> [Written request]:
What is the number of lines in the entries that include the word "record"? Respond with the number only.
________________________
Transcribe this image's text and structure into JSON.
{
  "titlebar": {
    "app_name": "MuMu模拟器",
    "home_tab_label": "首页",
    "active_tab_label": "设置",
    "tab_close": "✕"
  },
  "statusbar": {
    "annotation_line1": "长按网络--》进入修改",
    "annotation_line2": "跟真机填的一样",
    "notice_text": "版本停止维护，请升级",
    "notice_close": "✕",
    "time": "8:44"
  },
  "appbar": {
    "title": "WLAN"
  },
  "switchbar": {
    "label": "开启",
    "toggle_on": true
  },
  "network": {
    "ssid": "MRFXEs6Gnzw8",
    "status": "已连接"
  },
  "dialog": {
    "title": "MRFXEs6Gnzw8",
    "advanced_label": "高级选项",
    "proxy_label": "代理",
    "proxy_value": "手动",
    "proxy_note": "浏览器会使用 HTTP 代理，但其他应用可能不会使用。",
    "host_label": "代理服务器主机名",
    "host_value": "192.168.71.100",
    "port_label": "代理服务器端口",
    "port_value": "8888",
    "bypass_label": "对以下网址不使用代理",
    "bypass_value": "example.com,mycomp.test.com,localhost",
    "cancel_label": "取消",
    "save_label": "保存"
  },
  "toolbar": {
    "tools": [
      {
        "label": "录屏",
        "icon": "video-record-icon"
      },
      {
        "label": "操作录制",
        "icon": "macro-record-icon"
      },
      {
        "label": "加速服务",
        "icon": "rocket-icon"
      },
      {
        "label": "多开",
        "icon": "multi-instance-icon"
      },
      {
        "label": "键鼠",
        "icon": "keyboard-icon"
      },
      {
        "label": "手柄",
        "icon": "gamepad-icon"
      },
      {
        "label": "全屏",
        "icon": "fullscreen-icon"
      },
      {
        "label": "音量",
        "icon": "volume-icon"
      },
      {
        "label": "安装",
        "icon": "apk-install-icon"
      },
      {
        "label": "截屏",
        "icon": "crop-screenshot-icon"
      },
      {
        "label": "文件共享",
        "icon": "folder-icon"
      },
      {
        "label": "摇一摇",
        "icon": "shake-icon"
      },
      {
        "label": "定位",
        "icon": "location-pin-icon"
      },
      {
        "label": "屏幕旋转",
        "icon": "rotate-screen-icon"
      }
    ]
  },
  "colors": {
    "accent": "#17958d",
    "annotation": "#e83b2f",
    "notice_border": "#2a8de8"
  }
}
________________________
> [Answer to this task]:
2